Layout dataset entries
^^^^

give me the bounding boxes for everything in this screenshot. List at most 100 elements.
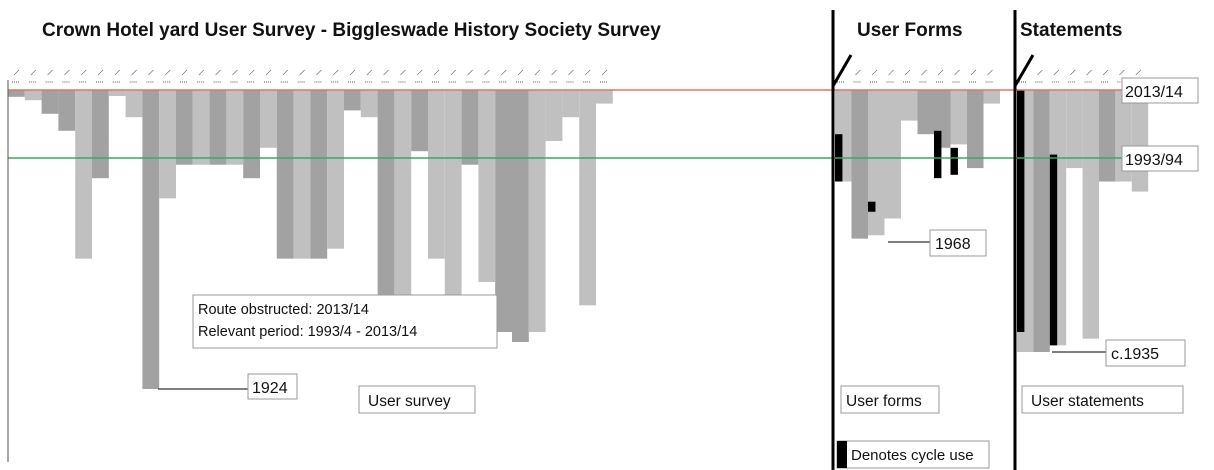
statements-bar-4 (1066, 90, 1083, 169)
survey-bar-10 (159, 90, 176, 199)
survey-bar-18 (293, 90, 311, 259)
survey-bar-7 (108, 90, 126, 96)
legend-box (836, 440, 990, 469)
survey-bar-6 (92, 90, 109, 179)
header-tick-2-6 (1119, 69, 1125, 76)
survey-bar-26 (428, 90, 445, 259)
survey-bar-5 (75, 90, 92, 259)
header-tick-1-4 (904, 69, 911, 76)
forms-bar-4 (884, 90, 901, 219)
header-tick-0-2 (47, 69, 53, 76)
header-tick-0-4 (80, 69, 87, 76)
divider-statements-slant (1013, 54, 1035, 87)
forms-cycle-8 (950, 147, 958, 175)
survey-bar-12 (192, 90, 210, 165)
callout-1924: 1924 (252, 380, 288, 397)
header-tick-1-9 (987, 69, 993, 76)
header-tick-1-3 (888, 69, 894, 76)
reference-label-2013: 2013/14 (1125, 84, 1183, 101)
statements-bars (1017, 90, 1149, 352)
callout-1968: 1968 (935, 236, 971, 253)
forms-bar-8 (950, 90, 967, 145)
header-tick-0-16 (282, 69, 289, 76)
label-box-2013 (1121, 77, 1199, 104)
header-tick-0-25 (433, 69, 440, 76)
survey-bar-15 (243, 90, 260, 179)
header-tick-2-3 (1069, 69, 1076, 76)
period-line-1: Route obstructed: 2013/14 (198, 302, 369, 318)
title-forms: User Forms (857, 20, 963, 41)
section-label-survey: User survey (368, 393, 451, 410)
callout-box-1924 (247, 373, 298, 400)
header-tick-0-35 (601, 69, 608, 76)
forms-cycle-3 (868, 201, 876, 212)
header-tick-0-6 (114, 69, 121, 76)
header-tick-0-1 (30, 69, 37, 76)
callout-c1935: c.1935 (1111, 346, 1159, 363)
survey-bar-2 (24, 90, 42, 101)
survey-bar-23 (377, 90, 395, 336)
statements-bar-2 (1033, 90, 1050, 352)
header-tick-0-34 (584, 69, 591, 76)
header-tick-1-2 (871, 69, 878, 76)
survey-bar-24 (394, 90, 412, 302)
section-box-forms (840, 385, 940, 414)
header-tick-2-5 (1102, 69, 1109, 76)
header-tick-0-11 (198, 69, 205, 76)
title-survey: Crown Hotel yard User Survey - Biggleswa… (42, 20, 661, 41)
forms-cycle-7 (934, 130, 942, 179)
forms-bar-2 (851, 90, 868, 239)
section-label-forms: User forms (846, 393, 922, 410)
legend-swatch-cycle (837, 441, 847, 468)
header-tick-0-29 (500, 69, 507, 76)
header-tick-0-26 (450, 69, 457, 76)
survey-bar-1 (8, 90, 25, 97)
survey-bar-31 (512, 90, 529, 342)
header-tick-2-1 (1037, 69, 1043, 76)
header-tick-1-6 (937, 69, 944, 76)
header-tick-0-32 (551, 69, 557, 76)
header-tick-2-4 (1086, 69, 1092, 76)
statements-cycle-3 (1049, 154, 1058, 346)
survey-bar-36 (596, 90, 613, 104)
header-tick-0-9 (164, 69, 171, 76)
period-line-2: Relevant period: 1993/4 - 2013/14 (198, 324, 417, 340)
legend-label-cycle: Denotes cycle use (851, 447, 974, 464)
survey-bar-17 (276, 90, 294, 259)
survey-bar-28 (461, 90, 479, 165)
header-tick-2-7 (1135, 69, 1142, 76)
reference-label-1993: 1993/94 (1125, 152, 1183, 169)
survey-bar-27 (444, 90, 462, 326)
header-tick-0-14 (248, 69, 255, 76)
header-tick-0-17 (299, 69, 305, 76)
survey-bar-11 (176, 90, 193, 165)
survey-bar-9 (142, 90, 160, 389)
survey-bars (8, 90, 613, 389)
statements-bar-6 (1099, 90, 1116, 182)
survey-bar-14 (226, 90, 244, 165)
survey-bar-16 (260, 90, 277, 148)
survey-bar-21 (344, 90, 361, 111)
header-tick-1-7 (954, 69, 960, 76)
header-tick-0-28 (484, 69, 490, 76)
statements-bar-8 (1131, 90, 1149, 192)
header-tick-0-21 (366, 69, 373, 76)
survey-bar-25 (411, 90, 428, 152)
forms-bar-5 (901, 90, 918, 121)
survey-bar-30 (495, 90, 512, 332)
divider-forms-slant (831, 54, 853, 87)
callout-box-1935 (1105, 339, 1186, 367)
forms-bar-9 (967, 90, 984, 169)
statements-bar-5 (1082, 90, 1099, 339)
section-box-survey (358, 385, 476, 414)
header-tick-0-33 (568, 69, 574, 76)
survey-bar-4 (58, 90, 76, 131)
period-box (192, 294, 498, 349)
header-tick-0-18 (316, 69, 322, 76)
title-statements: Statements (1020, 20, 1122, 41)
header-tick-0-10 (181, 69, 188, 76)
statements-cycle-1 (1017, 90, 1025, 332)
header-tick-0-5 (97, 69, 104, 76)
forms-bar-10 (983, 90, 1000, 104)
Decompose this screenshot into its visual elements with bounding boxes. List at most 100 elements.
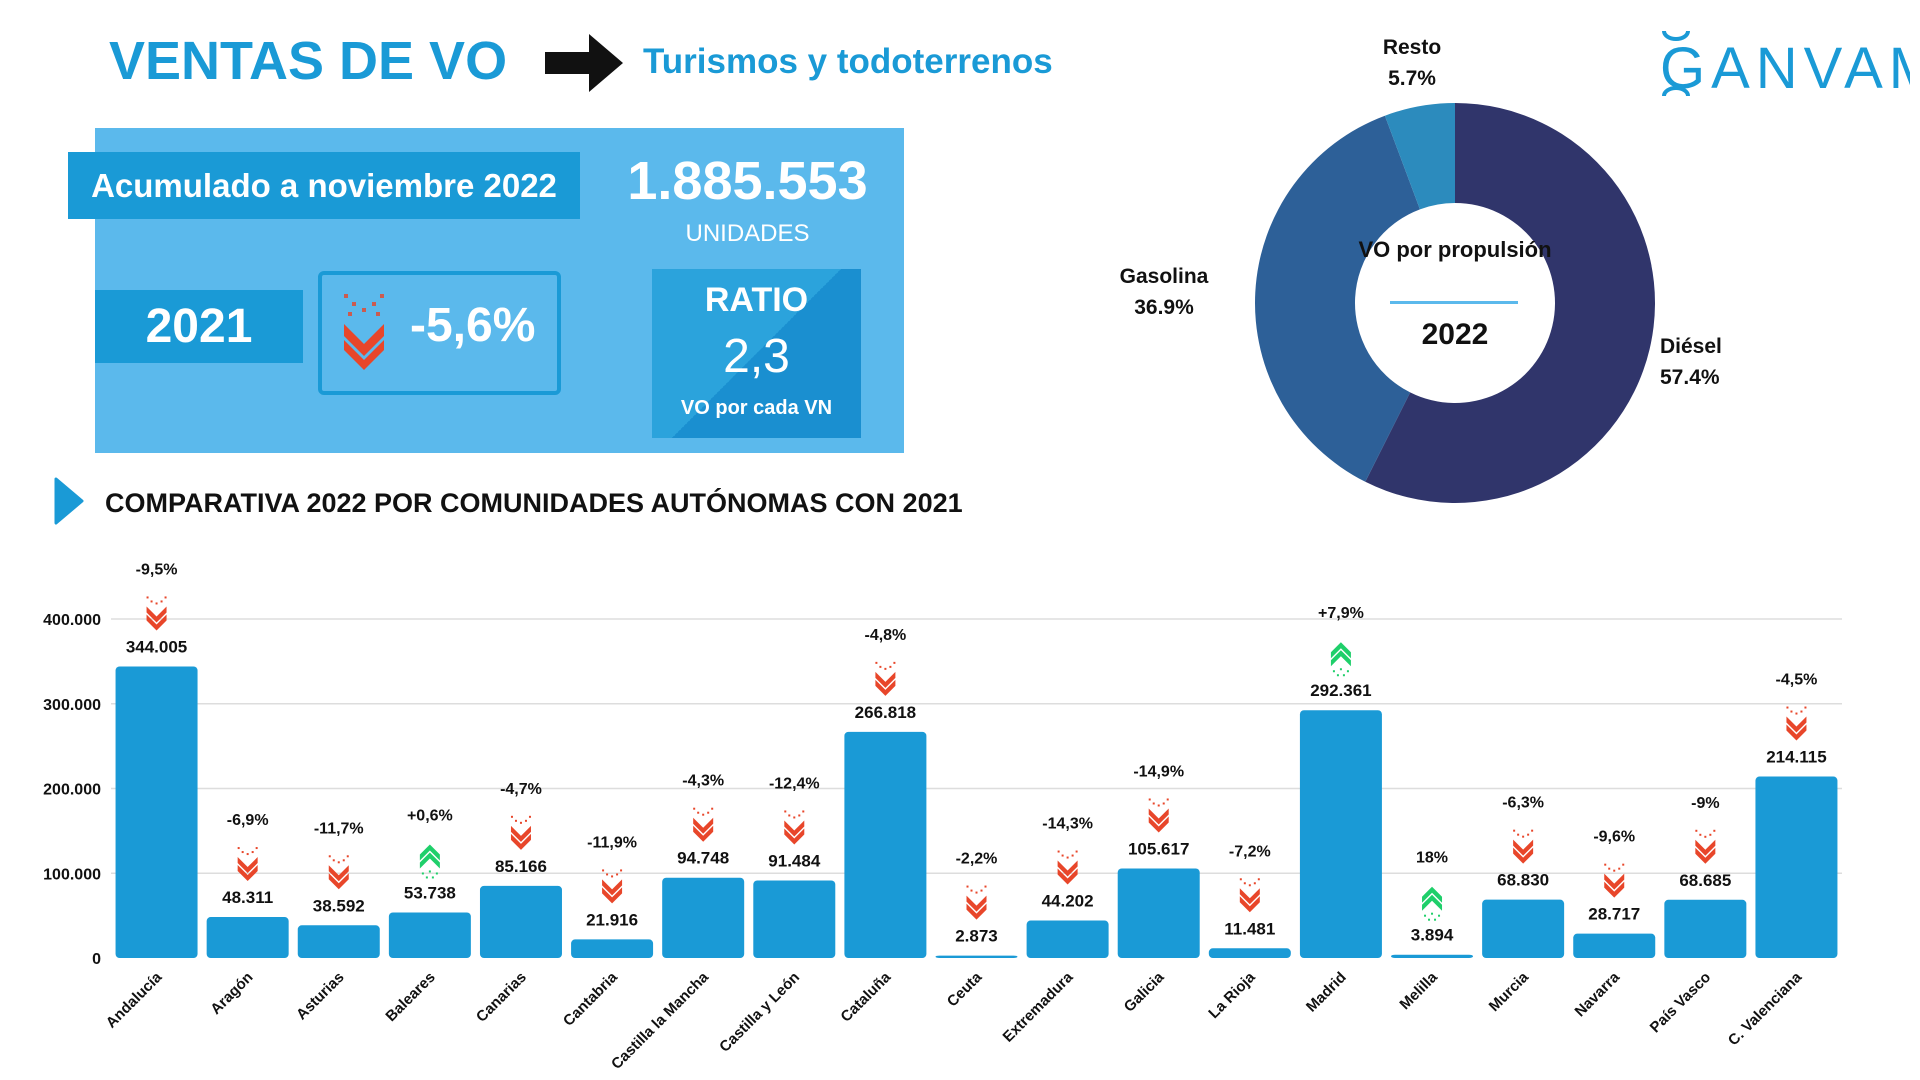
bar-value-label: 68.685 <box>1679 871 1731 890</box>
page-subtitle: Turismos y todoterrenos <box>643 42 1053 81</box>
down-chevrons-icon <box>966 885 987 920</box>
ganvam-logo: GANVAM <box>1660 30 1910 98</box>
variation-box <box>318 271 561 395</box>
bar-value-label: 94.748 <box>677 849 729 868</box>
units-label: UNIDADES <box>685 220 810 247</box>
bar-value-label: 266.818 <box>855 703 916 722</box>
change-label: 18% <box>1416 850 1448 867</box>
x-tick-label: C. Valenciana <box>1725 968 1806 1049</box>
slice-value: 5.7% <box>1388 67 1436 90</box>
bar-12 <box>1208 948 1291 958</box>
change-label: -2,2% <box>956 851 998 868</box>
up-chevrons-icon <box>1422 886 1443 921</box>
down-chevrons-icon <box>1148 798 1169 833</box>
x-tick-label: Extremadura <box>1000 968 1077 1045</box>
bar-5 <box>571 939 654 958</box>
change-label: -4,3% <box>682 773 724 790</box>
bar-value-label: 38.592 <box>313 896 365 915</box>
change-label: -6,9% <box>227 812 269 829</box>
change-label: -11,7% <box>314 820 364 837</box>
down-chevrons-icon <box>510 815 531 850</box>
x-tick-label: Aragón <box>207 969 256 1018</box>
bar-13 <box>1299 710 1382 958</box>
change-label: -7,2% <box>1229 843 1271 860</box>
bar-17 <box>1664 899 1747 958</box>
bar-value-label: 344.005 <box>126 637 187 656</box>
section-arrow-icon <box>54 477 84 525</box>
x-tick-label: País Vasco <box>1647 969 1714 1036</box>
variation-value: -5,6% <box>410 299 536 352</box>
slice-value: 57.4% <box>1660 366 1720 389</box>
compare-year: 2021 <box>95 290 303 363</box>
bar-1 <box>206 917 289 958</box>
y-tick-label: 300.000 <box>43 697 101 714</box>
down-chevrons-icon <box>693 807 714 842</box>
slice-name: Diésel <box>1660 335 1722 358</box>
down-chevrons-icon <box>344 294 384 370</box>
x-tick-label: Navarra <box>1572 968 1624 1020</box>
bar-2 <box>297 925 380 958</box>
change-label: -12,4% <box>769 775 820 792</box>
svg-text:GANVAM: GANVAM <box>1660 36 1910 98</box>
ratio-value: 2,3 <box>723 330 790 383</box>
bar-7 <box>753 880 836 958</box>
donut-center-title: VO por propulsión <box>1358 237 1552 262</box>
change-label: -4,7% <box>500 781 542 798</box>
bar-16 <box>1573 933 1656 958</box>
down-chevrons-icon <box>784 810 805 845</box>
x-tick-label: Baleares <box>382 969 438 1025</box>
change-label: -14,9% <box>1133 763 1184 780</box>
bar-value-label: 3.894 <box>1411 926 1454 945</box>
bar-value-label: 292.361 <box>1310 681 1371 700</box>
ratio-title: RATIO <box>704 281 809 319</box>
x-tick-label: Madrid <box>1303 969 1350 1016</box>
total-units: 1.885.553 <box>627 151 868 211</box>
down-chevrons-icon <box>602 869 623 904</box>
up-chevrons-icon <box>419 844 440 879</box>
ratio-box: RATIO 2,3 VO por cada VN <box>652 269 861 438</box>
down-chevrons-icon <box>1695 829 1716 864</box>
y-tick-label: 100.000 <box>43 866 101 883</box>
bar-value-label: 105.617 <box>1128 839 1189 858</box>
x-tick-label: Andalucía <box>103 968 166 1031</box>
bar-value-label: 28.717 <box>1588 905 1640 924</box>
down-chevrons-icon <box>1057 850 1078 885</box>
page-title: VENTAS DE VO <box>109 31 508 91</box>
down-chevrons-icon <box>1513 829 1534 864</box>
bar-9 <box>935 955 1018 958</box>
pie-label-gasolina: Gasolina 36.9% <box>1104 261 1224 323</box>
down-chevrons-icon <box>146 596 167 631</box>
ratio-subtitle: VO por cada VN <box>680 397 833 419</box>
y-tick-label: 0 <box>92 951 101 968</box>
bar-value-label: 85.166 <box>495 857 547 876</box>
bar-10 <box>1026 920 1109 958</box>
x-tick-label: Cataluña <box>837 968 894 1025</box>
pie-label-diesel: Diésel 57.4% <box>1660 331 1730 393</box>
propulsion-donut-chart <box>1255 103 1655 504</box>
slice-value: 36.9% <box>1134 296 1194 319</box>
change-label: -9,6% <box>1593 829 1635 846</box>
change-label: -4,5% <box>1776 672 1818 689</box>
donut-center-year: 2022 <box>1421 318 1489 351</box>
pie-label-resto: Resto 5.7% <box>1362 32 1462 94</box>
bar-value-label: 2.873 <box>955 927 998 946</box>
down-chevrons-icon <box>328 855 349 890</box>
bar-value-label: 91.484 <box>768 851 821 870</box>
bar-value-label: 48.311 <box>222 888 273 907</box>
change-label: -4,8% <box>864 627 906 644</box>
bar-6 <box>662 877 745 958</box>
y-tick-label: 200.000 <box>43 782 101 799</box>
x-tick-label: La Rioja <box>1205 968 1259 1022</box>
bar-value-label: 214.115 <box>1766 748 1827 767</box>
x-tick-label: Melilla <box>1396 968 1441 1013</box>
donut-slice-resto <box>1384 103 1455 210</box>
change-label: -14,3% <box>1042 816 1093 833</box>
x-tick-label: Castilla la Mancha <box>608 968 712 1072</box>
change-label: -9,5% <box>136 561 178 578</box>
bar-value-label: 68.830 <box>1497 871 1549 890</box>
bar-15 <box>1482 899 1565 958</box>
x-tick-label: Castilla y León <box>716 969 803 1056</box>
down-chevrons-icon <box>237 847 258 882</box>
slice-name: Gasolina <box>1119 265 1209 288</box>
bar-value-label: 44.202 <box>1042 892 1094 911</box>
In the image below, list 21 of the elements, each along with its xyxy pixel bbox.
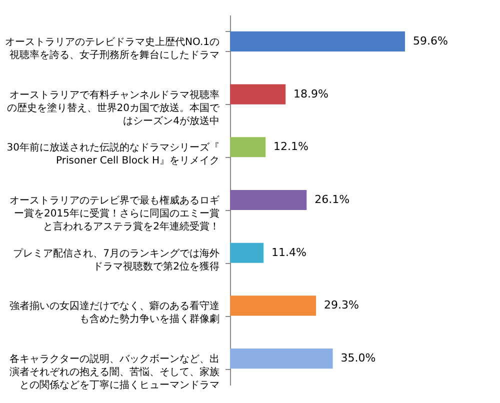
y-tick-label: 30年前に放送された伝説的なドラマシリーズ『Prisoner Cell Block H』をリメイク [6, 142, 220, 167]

^^^^

- [Aim]
Can you write out the records from the line with "statements-bar-4 (1066, 90, 1083, 169)" to the line with "header-tick-2-6 (1119, 69, 1125, 76)", substituting "legend-frame" for "legend-box" and leaving everything else unchanged?

- [Answer for the task]
statements-bar-4 (1066, 90, 1083, 169)
survey-bar-10 (159, 90, 176, 199)
survey-bar-18 (293, 90, 311, 259)
survey-bar-7 (108, 90, 126, 96)
legend-frame (836, 440, 990, 469)
survey-bar-6 (92, 90, 109, 179)
header-tick-2-6 (1119, 69, 1125, 76)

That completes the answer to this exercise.